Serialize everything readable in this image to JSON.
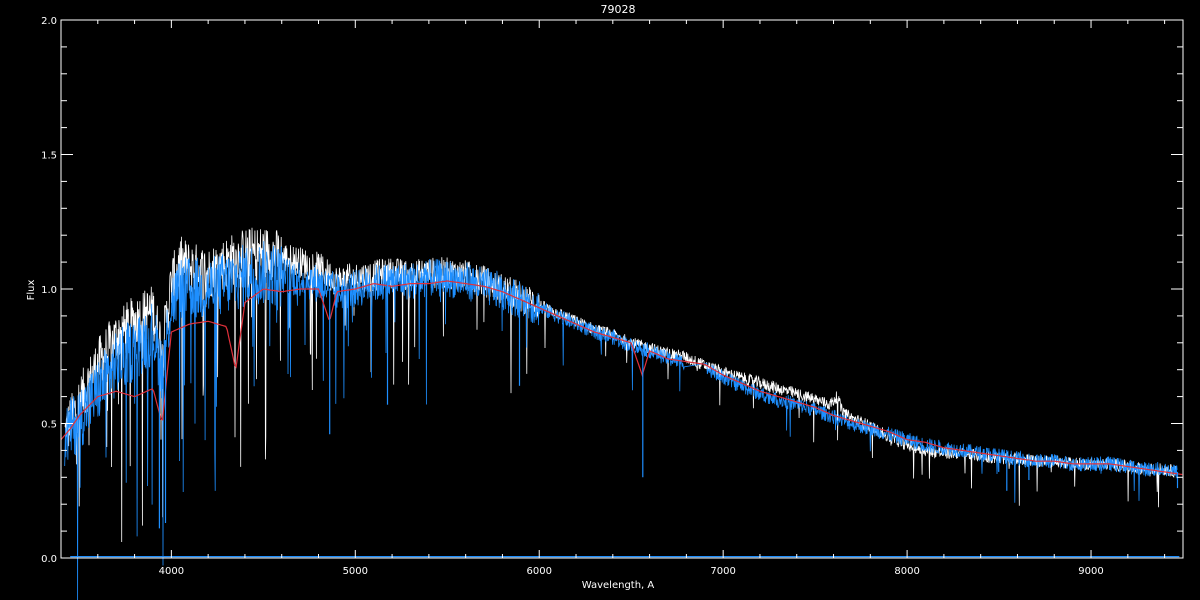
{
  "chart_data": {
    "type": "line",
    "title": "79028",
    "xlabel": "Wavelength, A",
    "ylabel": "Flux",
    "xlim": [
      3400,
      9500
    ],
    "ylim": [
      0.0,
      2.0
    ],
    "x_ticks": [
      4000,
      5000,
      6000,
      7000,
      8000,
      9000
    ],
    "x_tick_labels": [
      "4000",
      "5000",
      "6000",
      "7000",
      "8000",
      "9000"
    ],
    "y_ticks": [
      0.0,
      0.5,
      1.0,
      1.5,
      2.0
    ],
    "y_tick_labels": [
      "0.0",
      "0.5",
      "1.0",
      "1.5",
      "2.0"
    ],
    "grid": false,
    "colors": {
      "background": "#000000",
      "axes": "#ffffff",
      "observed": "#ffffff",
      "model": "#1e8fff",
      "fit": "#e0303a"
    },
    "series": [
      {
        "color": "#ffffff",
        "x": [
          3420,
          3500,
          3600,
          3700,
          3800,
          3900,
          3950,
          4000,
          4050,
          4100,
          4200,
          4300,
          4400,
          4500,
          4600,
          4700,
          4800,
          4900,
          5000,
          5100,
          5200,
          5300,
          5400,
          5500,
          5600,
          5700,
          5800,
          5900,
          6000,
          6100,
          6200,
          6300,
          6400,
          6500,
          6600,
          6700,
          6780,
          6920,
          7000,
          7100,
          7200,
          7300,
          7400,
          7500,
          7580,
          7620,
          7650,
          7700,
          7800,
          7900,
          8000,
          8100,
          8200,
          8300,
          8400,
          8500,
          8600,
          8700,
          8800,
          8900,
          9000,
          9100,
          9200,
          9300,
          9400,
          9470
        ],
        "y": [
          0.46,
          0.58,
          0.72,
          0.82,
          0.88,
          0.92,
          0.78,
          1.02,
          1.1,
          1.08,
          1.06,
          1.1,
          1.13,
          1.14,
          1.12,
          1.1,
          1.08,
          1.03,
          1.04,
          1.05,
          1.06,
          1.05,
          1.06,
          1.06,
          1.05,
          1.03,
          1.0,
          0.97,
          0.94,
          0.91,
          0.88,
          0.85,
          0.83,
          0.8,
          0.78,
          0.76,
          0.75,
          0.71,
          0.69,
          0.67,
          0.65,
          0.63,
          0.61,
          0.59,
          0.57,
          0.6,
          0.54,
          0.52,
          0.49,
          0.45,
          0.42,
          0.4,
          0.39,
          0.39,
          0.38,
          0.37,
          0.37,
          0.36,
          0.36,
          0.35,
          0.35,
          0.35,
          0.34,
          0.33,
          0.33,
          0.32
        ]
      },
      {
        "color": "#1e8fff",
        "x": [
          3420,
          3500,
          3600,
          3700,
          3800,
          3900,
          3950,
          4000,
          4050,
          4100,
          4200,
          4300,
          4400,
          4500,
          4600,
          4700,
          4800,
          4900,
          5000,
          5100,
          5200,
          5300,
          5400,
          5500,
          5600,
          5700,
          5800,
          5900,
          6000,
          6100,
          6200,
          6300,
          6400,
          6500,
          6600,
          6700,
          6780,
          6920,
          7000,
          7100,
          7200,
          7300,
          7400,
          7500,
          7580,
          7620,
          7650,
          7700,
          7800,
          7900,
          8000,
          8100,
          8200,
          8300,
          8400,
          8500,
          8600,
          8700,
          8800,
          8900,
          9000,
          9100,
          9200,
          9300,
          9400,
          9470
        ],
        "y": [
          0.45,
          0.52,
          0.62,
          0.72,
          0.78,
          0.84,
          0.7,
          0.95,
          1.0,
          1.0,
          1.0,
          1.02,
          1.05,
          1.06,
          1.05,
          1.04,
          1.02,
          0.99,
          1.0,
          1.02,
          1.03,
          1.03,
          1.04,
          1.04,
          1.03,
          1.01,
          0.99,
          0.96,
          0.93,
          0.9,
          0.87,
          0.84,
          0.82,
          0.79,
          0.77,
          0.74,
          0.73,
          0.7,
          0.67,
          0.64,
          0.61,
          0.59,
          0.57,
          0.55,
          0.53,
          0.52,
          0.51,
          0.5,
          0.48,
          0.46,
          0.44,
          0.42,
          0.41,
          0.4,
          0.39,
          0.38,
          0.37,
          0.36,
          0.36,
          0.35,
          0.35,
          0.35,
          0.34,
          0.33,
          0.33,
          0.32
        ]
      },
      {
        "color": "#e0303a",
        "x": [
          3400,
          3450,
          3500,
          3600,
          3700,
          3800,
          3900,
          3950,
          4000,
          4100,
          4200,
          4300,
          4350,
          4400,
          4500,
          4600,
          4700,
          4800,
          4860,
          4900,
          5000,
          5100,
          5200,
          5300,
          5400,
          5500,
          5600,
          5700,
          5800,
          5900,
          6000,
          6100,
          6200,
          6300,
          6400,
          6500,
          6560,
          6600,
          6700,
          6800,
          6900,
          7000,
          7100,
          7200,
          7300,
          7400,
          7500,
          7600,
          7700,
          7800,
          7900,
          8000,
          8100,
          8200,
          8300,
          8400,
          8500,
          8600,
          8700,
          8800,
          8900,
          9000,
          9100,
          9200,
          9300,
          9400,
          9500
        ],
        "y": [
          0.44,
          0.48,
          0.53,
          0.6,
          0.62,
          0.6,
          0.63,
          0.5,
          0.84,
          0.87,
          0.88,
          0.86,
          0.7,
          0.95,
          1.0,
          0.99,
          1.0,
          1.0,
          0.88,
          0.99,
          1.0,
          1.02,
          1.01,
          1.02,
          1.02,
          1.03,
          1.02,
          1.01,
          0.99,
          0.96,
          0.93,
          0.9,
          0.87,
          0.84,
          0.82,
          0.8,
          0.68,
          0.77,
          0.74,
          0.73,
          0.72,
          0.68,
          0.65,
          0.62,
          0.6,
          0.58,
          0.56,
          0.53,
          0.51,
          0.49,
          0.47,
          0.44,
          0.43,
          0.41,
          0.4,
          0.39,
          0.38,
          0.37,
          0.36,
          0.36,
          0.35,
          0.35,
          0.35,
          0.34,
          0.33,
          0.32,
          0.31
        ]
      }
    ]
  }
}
:::
■ GIVEN EXERCISE:
Copy every line of the records above that contains "ffffff".

■ REPLY:
      "axes": "#ffffff",
      "observed": "#ffffff",
        "color": "#ffffff",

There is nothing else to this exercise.